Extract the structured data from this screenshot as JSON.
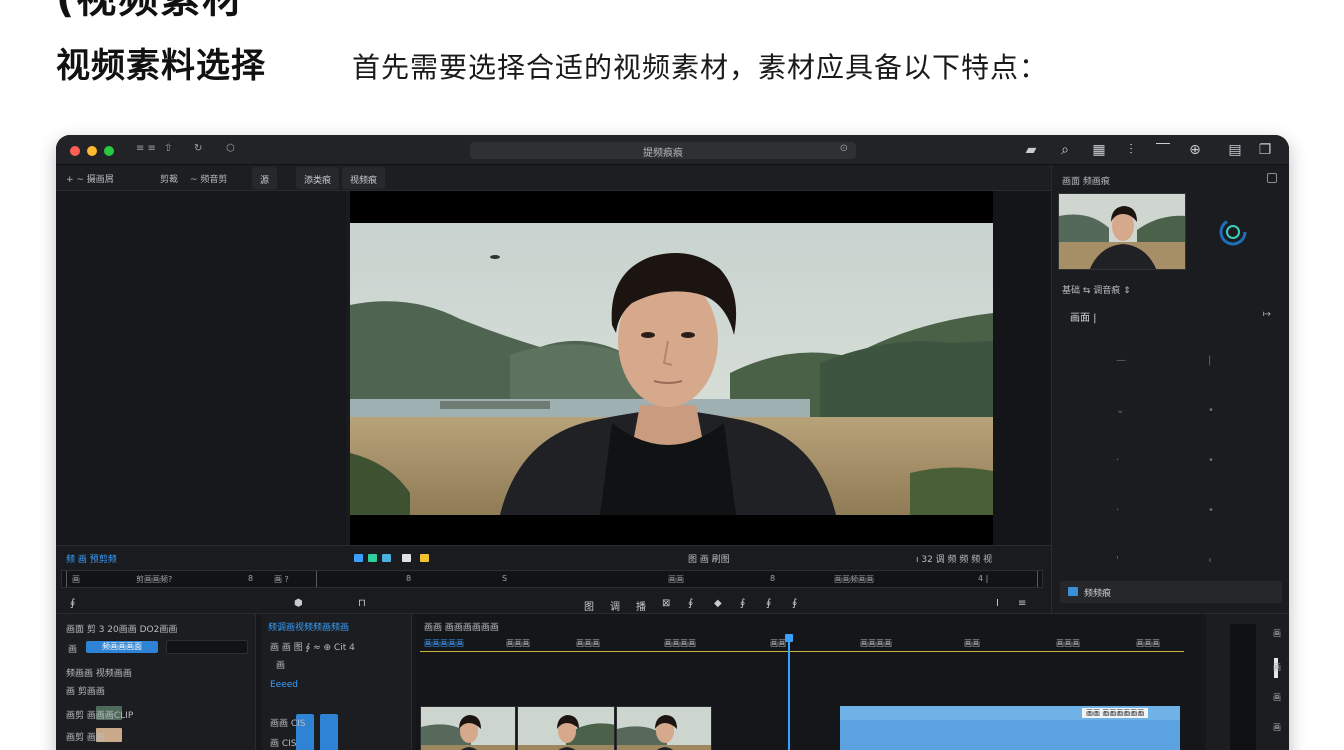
{
  "slide": {
    "top_title": "(视频素材",
    "heading": "视频素料选择",
    "description": "首先需要选择合适的视频素材，素材应具备以下特点："
  },
  "window": {
    "title": "提频痕痕",
    "toolbar_left": [
      "≡ ≡",
      "⇧",
      "↻",
      "⬡"
    ],
    "toolbar_items": [
      "+ ~ 摄画屑",
      "剪裁",
      "~ 频音剪"
    ],
    "toolbar_tabs": [
      "源",
      "添类痕",
      "视频痕"
    ],
    "colors": {
      "accent": "#3aa0ff",
      "bg": "#1a1b1e"
    }
  },
  "inspector": {
    "header": "画面 频画痕",
    "tabs": "基础  ⇆ 调音痕  ⇕",
    "row_label": "画面  |",
    "folder_label": "频频痕"
  },
  "transport": {
    "left_label": "频 画 预剪频",
    "center_label": "图 画 刷图",
    "right_label": "ı 32 调 频 频 频 视",
    "scrub_labels": [
      "画",
      "剪画画频?",
      "8",
      "画 ?",
      "8",
      "S",
      "画画",
      "8",
      "画画频画画",
      "4 |"
    ],
    "controls": [
      "∮",
      "⬢",
      "⊓",
      "图",
      "调",
      "播",
      "⊠",
      "∮",
      "◆",
      "∮",
      "∮",
      "∮",
      "I",
      "≡"
    ]
  },
  "library": {
    "header": "画面  剪 3 20画画  DO2画画",
    "button": "频画画画面",
    "rows": [
      "频画画   视频画画",
      "画   剪画画",
      "画剪   画画画CLIP",
      "画剪   画画"
    ]
  },
  "effects": {
    "tab": "频调画视频频画频画",
    "rows": [
      "画 画 图   ∮  ≈  ⊕  Cit 4",
      "画",
      "Eeeed",
      "画画   CIS",
      "画   CIS"
    ]
  },
  "timeline": {
    "header": "画画 画画画画画画",
    "ruler": [
      "画画画画画",
      "画画画",
      "画画画",
      "画画画画",
      "画画",
      "画画画画",
      "画画",
      "画画画",
      "画画画"
    ],
    "clip_label": "画画   画画画画画画"
  },
  "meter": {
    "labels": [
      "画",
      "画",
      "画",
      "画"
    ]
  }
}
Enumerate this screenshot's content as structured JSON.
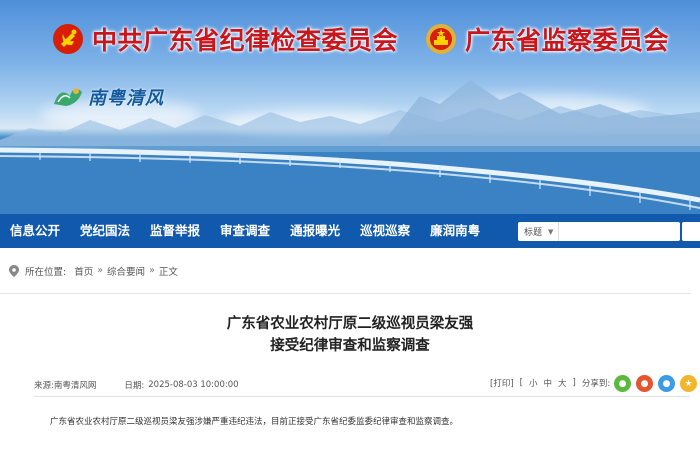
{
  "header": {
    "title_left": "中共广东省纪律检查委员会",
    "title_right": "广东省监察委员会",
    "logo_text": "南粤清风"
  },
  "nav": {
    "items": [
      "信息公开",
      "党纪国法",
      "监督举报",
      "审查调查",
      "通报曝光",
      "巡视巡察",
      "廉润南粤"
    ],
    "search_select": "标题",
    "search_placeholder": ""
  },
  "breadcrumb": {
    "prefix": "所在位置:",
    "items": [
      "首页",
      "综合要闻",
      "正文"
    ]
  },
  "article": {
    "title_line1": "广东省农业农村厅原二级巡视员梁友强",
    "title_line2": "接受纪律审查和监察调查",
    "source_label": "来源:",
    "source": "南粤清风网",
    "date_label": "日期:",
    "date": "2025-08-03 10:00:00",
    "print_label": "[打印]",
    "font_small": "小",
    "font_medium": "中",
    "font_large": "大",
    "share_label": "分享到:",
    "body": "广东省农业农村厅原二级巡视员梁友强涉嫌严重违纪违法，目前正接受广东省纪委监委纪律审查和监察调查。"
  },
  "colors": {
    "nav_bg": "#1159ac",
    "title_red": "#c8161d"
  }
}
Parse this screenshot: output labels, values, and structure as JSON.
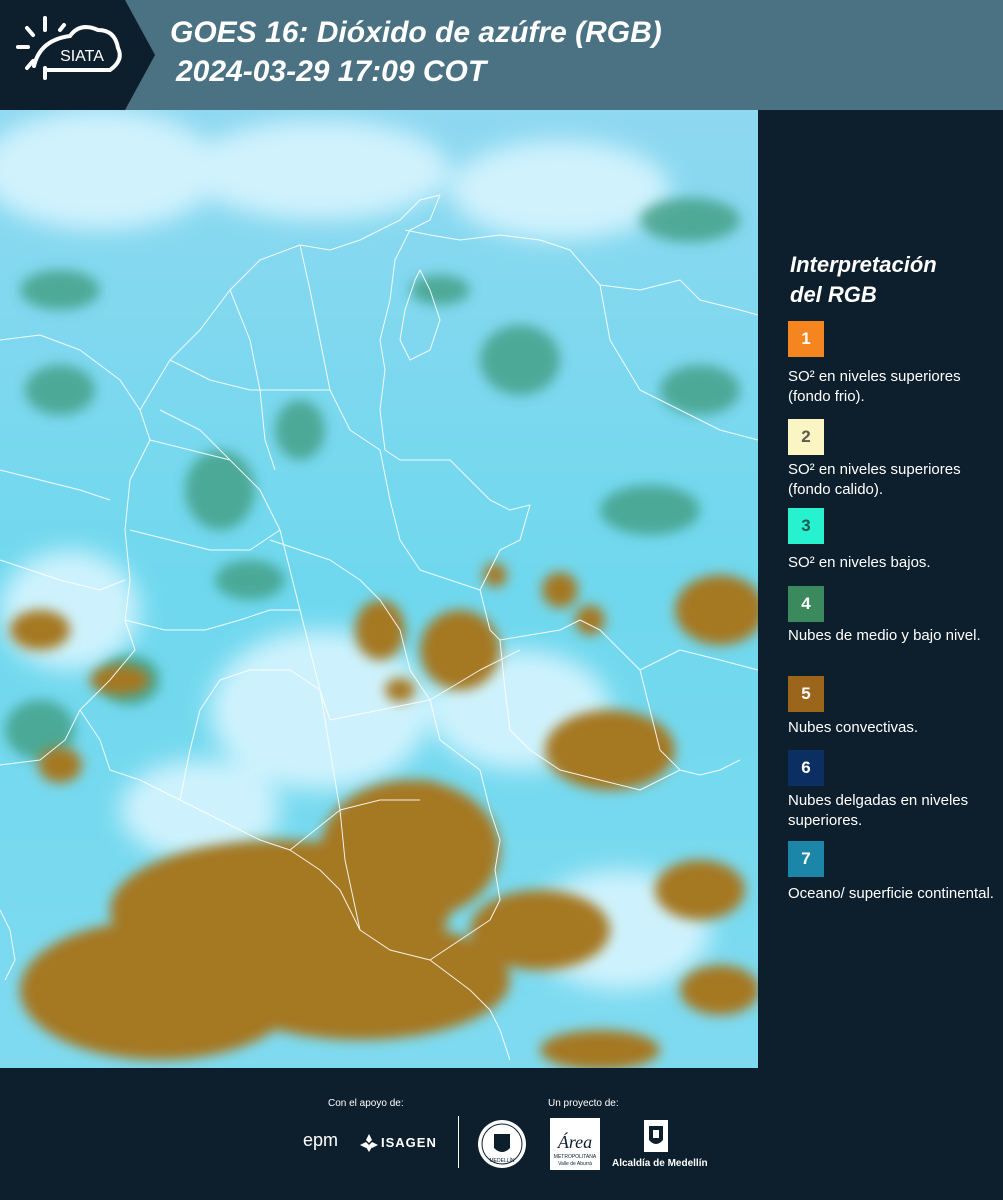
{
  "header": {
    "logo_text": "SIATA",
    "title_line1": "GOES 16: Dióxido de azúfre (RGB)",
    "title_line2": "2024-03-29 17:09 COT"
  },
  "legend": {
    "title_line1": "Interpretación",
    "title_line2": "del RGB",
    "items": [
      {
        "number": "1",
        "color": "#f5861f",
        "text_color": "#ffffff",
        "label": "SO² en niveles superiores (fondo frio)."
      },
      {
        "number": "2",
        "color": "#fbf5c3",
        "text_color": "#5a5a4a",
        "label": "SO² en niveles superiores (fondo calido)."
      },
      {
        "number": "3",
        "color": "#26f2cf",
        "text_color": "#1c5a50",
        "label": "SO² en niveles bajos."
      },
      {
        "number": "4",
        "color": "#3b8a5e",
        "text_color": "#ffffff",
        "label": "Nubes de medio y bajo nivel."
      },
      {
        "number": "5",
        "color": "#9c651c",
        "text_color": "#ffffff",
        "label": "Nubes convectivas."
      },
      {
        "number": "6",
        "color": "#0b2e63",
        "text_color": "#ffffff",
        "label": "Nubes delgadas en niveles superiores."
      },
      {
        "number": "7",
        "color": "#1b86a8",
        "text_color": "#ffffff",
        "label": "Oceano/ superficie continental."
      }
    ]
  },
  "footer": {
    "support_label": "Con el apoyo de:",
    "project_label": "Un proyecto de:",
    "epm": "epm",
    "isagen": "ISAGEN",
    "area_script": "Área",
    "area_sub1": "METROPOLITANA",
    "area_sub2": "Valle de Aburrá",
    "alcaldia": "Alcaldía de Medellín",
    "seal_text": "MEDELLÍN"
  }
}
____
Task description -> Take every line from the data above that holds "Nubes" and copy it out.

Right answer ->
        "label": "Nubes de medio y bajo nivel."
        "label": "Nubes convectivas."
        "label": "Nubes delgadas en niveles superiores."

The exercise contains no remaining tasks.